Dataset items
# # # # # # #

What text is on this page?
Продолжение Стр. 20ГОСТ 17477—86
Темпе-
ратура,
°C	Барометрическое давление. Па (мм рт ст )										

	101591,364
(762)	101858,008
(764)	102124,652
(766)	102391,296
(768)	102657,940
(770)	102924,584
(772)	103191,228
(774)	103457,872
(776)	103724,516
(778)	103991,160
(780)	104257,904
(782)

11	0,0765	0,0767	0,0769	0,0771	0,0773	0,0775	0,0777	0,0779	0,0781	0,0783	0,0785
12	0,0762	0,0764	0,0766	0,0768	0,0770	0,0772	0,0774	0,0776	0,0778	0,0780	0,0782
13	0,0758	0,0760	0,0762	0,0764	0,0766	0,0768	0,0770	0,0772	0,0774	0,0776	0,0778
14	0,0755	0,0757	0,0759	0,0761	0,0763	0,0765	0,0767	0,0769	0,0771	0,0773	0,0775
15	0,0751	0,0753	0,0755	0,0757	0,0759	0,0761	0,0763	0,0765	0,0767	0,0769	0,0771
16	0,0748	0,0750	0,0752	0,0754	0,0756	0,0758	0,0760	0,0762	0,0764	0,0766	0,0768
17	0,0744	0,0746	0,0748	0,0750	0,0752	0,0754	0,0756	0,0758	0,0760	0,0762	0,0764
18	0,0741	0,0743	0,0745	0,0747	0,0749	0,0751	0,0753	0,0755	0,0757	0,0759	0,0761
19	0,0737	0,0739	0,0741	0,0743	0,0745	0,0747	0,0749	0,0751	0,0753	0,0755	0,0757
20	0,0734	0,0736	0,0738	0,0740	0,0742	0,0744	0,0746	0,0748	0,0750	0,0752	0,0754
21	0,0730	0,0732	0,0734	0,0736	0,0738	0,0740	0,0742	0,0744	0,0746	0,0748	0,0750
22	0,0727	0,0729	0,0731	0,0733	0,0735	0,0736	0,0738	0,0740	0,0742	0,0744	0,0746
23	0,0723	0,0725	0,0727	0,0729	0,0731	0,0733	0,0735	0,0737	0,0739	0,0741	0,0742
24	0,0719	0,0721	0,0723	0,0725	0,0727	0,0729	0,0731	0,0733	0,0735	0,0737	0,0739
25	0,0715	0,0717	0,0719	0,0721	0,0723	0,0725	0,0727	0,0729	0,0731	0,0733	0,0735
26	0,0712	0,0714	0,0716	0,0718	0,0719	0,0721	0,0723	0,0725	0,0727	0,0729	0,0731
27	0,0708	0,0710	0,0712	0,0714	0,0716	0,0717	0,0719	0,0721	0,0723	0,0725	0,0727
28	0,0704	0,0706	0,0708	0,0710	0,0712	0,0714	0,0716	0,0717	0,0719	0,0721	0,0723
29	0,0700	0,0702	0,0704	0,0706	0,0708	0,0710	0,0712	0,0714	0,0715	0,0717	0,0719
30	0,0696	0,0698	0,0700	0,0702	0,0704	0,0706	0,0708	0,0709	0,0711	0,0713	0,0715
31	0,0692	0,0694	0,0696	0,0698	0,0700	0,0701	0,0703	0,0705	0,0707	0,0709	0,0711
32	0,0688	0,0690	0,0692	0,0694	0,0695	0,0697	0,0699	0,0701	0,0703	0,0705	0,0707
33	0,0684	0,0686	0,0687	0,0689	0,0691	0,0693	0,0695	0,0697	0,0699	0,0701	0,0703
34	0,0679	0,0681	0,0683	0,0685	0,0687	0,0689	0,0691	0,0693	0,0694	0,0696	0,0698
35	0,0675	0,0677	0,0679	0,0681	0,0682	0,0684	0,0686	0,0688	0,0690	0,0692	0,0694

# # # # # # #

● **The exercise**:
Return each line of the records above exactly as it reads.

● **Written solution**:
What text is on this page?
Продолжение Стр. 20ГОСТ 17477—86
Темпе-
ратура,
°C	Барометрическое давление. Па (мм рт ст )										

	101591,364
(762)	101858,008
(764)	102124,652
(766)	102391,296
(768)	102657,940
(770)	102924,584
(772)	103191,228
(774)	103457,872
(776)	103724,516
(778)	103991,160
(780)	104257,904
(782)

11	0,0765	0,0767	0,0769	0,0771	0,0773	0,0775	0,0777	0,0779	0,0781	0,0783	0,0785
12	0,0762	0,0764	0,0766	0,0768	0,0770	0,0772	0,0774	0,0776	0,0778	0,0780	0,0782
13	0,0758	0,0760	0,0762	0,0764	0,0766	0,0768	0,0770	0,0772	0,0774	0,0776	0,0778
14	0,0755	0,0757	0,0759	0,0761	0,0763	0,0765	0,0767	0,0769	0,0771	0,0773	0,0775
15	0,0751	0,0753	0,0755	0,0757	0,0759	0,0761	0,0763	0,0765	0,0767	0,0769	0,0771
16	0,0748	0,0750	0,0752	0,0754	0,0756	0,0758	0,0760	0,0762	0,0764	0,0766	0,0768
17	0,0744	0,0746	0,0748	0,0750	0,0752	0,0754	0,0756	0,0758	0,0760	0,0762	0,0764
18	0,0741	0,0743	0,0745	0,0747	0,0749	0,0751	0,0753	0,0755	0,0757	0,0759	0,0761
19	0,0737	0,0739	0,0741	0,0743	0,0745	0,0747	0,0749	0,0751	0,0753	0,0755	0,0757
20	0,0734	0,0736	0,0738	0,0740	0,0742	0,0744	0,0746	0,0748	0,0750	0,0752	0,0754
21	0,0730	0,0732	0,0734	0,0736	0,0738	0,0740	0,0742	0,0744	0,0746	0,0748	0,0750
22	0,0727	0,0729	0,0731	0,0733	0,0735	0,0736	0,0738	0,0740	0,0742	0,0744	0,0746
23	0,0723	0,0725	0,0727	0,0729	0,0731	0,0733	0,0735	0,0737	0,0739	0,0741	0,0742
24	0,0719	0,0721	0,0723	0,0725	0,0727	0,0729	0,0731	0,0733	0,0735	0,0737	0,0739
25	0,0715	0,0717	0,0719	0,0721	0,0723	0,0725	0,0727	0,0729	0,0731	0,0733	0,0735
26	0,0712	0,0714	0,0716	0,0718	0,0719	0,0721	0,0723	0,0725	0,0727	0,0729	0,0731
27	0,0708	0,0710	0,0712	0,0714	0,0716	0,0717	0,0719	0,0721	0,0723	0,0725	0,0727
28	0,0704	0,0706	0,0708	0,0710	0,0712	0,0714	0,0716	0,0717	0,0719	0,0721	0,0723
29	0,0700	0,0702	0,0704	0,0706	0,0708	0,0710	0,0712	0,0714	0,0715	0,0717	0,0719
30	0,0696	0,0698	0,0700	0,0702	0,0704	0,0706	0,0708	0,0709	0,0711	0,0713	0,0715
31	0,0692	0,0694	0,0696	0,0698	0,0700	0,0701	0,0703	0,0705	0,0707	0,0709	0,0711
32	0,0688	0,0690	0,0692	0,0694	0,0695	0,0697	0,0699	0,0701	0,0703	0,0705	0,0707
33	0,0684	0,0686	0,0687	0,0689	0,0691	0,0693	0,0695	0,0697	0,0699	0,0701	0,0703
34	0,0679	0,0681	0,0683	0,0685	0,0687	0,0689	0,0691	0,0693	0,0694	0,0696	0,0698
35	0,0675	0,0677	0,0679	0,0681	0,0682	0,0684	0,0686	0,0688	0,0690	0,0692	0,0694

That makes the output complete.